**The request**
Turn every line of the records into a Markdown table with the columns "Row" and "Line," numbering each row and skipping blank lines. Leave the pictures out of the answer.

[Data excerpts]
====================
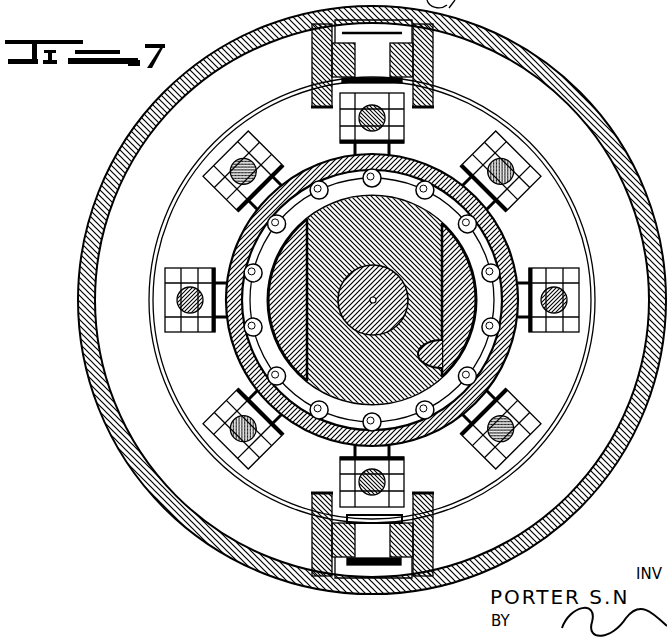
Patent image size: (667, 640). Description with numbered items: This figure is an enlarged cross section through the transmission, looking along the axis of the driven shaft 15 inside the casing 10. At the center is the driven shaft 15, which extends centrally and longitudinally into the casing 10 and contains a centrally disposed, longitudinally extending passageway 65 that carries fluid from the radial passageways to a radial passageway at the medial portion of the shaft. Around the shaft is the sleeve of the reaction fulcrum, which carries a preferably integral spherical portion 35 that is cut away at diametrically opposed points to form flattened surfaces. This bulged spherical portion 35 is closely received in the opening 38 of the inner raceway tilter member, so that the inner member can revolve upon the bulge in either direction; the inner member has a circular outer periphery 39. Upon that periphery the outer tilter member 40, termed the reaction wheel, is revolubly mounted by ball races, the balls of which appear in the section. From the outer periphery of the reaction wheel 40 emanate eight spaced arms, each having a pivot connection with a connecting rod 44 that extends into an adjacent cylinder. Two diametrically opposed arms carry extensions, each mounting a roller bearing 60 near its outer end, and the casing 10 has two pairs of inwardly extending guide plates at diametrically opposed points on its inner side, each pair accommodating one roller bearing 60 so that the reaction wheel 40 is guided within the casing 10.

The casing 10 is at (589, 113).
The driven shaft 15 is at (447, 288).
The spherical portion 35 is at (347, 446).
The opening 38 is at (485, 385).
The circular outer periphery 39 is at (502, 225).
The outer tilter member 40 is at (420, 163).
The connecting rod 44 is at (512, 145).
The roller bearing 60 is at (343, 568).
The longitudinal passageway 65 is at (467, 262).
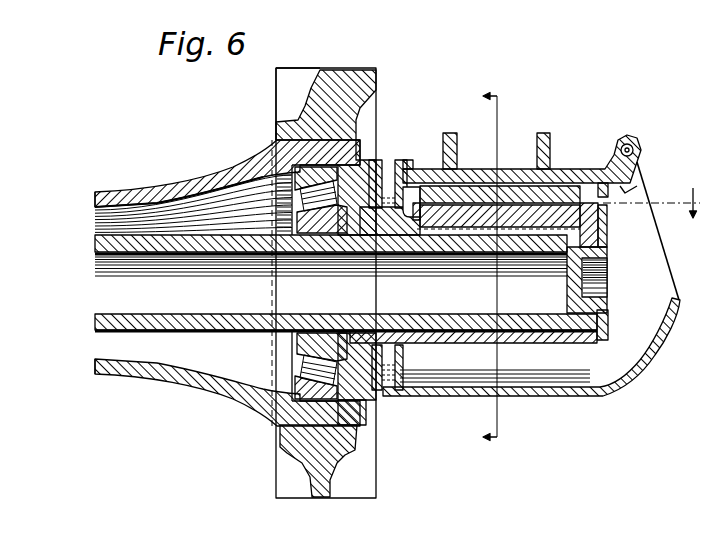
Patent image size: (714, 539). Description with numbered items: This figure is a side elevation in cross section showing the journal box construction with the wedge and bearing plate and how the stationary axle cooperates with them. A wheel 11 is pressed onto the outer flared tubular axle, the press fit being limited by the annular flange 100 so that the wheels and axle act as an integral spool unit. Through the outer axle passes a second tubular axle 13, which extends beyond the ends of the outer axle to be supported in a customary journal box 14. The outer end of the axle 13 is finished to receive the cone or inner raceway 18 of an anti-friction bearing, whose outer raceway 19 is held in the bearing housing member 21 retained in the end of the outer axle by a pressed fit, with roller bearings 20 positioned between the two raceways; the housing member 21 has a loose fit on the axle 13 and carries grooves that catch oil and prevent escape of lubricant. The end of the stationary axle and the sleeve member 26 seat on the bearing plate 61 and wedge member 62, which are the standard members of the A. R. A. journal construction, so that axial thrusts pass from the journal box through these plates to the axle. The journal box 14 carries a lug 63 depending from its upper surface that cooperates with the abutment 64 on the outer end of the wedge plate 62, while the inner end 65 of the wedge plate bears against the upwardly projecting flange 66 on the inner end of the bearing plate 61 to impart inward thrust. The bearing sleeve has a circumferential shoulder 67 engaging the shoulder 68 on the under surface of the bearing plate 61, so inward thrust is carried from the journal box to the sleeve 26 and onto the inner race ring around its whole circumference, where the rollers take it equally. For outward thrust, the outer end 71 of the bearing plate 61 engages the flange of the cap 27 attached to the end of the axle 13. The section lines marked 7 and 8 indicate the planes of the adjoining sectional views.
====================
**Output of the exercise**
| Row | Line |
|---|---|
| 1 | Patent image size: (667, 640). Description with numbered items: This figure is an enlarged cross section through the transmission, looking along the axis of the driven shaft 15 inside the casing 10. At the center is the driven shaft 15, which extends centrally and longitudinally into the casing 10 and contains a centrally disposed, longitudinally extending passageway 65 that carries fluid from the radial passageways to a radial passageway at the medial portion of the shaft. Around the shaft is the sleeve of the reaction fulcrum, which carries a preferably integral spherical portion 35 that is cut away at diametrically opposed points to form flattened surfaces. This bulged spherical portion 35 is closely received in the opening 38 of the inner raceway tilter member, so that the inner member can revolve upon the bulge in either direction; the inner member has a circular outer periphery 39. Upon that periphery the outer tilter member 40, termed the reaction wheel, is revolubly mounted by ball races, the balls of which appear in the section. From the outer periphery of the reaction wheel 40 emanate eight spaced arms, each having a pivot connection with a connecting rod 44 that extends into an adjacent cylinder. Two diametrically opposed arms carry extensions, each mounting a roller bearing 60 near its outer end, and the casing 10 has two pairs of inwardly extending guide plates at diametrically opposed points on its inner side, each pair accommodating one roller bearing 60 so that the reaction wheel 40 is guided within the casing 10. |
| 2 | The casing 10 is at (589, 113). |
| 3 | The driven shaft 15 is at (447, 288). |
| 4 | The spherical portion 35 is at (347, 446). |
| 5 | The opening 38 is at (485, 385). |
| 6 | The circular outer periphery 39 is at (502, 225). |
| 7 | The outer tilter member 40 is at (420, 163). |
| 8 | The connecting rod 44 is at (512, 145). |
| 9 | The roller bearing 60 is at (343, 568). |
| 10 | The longitudinal passageway 65 is at (467, 262). |
| 11 | Patent image size: (714, 539). Description with numbered items: This figure is a side elevation in cross section showing the journal box construction with the wedge and bearing plate and how the stationary axle cooperates with them. A wheel 11 is pressed onto the outer flared tubular axle, the press fit being limited by the annular flange 100 so that the wheels and axle act as an integral spool unit. Through the outer axle passes a second tubular axle 13, which extends beyond the ends of the outer axle to be supported in a customary journal box 14. The outer end of the axle 13 is finished to receive the cone or inner raceway 18 of an anti-friction bearing, whose outer raceway 19 is held in the bearing housing member 21 retained in the end of the outer axle by a pressed fit, with roller bearings 20 positioned between the two raceways; the housing member 21 has a loose fit on the axle 13 and carries grooves that catch oil and prevent escape of lubricant. The end of the stationary axle and the sleeve member 26 seat on the bearing plate 61 and wedge member 62, which are the standard members of the A. R. A. journal construction, so that axial thrusts pass from the journal box through these plates to the axle. The journal box 14 carries a lug 63 depending from its upper surface that cooperates with the abutment 64 on the outer end of the wedge plate 62, while the inner end 65 of the wedge plate bears against the upwardly projecting flange 66 on the inner end of the bearing plate 61 to impart inward thrust. The bearing sleeve has a circumferential shoulder 67 engaging the shoulder 68 on the under surface of the bearing plate 61, so inward thrust is carried from the journal box to the sleeve 26 and onto the inner race ring around its whole circumference, where the rollers take it equally. For outward thrust, the outer end 71 of the bearing plate 61 engages the flange of the cap 27 attached to the end of the axle 13. The section lines marked 7 and 8 indicate the planes of the adjoining sectional views. |